Stored records:
****************

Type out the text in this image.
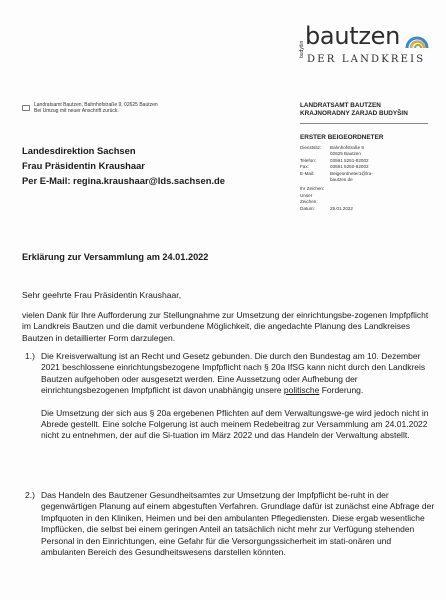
budyšin bautzen
DER LANDKREIS
Landratsamt Bautzen, Bahnhofstraße 9, 02625 Bautzen
Bei Umzug mit neuer Anschrift zurück.
Landesdirektion Sachsen
Frau Präsidentin Kraushaar
Per E-Mail: regina.kraushaar@lds.sachsen.de
LANDRATSAMT BAUTZEN
KRAJNORADNY ZARJAD BUDYŠIN
ERSTER BEIGEORDNETER
Dienstsitz:	Bahnhofstraße 9
02625 Bautzen
Telefon:	03591 5251-82002
Fax:	03591 5250-82002
E-Mail:	Beigeordneter1@lra-
bautzen.de
Ihr Zeichen:
Unser Zeichen:
Datum:	25.01.2022
Erklärung zur Versammlung am 24.01.2022
Sehr geehrte Frau Präsidentin Kraushaar,
vielen Dank für Ihre Aufforderung zur Stellungnahme zur Umsetzung der einrichtungsbe-zogenen Impfpflicht im Landkreis Bautzen und die damit verbundene Möglichkeit, die angedachte Planung des Landkreises Bautzen in detaillierter Form darzulegen.
1.) Die Kreisverwaltung ist an Recht und Gesetz gebunden. Die durch den Bundestag am 10. Dezember 2021 beschlossene einrichtungsbezogene Impfpflicht nach § 20a IfSG kann nicht durch den Landkreis Bautzen aufgehoben oder ausgesetzt werden. Eine Aussetzung oder Aufhebung der einrichtungsbezogenen Impfpflicht ist davon unabhängig unsere politische Forderung.
Die Umsetzung der sich aus § 20a ergebenen Pflichten auf dem Verwaltungswe-ge wird jedoch nicht in Abrede gestellt. Eine solche Folgerung ist auch meinem Redebeitrag zur Versammlung am 24.01.2022 nicht zu entnehmen, der auf die Si-tuation im März 2022 und das Handeln der Verwaltung abstellt.
2.) Das Handeln des Bautzener Gesundheitsamtes zur Umsetzung der Impfpflicht be-ruht in der gegenwärtigen Planung auf einem abgestuften Verfahren. Grundlage dafür ist zunächst eine Abfrage der Impfquoten in den Kliniken, Heimen und bei den ambulanten Pflegediensten. Diese ergab wesentliche Impflücken, die selbst bei einem geringen Anteil an tatsächlich nicht mehr zur Verfügung stehenden Personal in den Einrichtungen, eine Gefahr für die Versorgungssicherheit im stati-onären und ambulanten Bereich des Gesundheitswesens darstellen könnten.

****************

▸ Given task: Find the lines above that contain the word "Planung" and collect them.

▸ Complete output:
vielen Dank für Ihre Aufforderung zur Stellungnahme zur Umsetzung der einrichtungsbe-zogenen Impfpflicht im Landkreis Bautzen und die damit verbundene Möglichkeit, die angedachte Planung des Landkreises Bautzen in detaillierter Form darzulegen.
2.) Das Handeln des Bautzener Gesundheitsamtes zur Umsetzung der Impfpflicht be-ruht in der gegenwärtigen Planung auf einem abgestuften Verfahren. Grundlage dafür ist zunächst eine Abfrage der Impfquoten in den Kliniken, Heimen und bei den ambulanten Pflegediensten. Diese ergab wesentliche Impflücken, die selbst bei einem geringen Anteil an tatsächlich nicht mehr zur Verfügung stehenden Personal in den Einrichtungen, eine Gefahr für die Versorgungssicherheit im stati-onären und ambulanten Bereich des Gesundheitswesens darstellen könnten.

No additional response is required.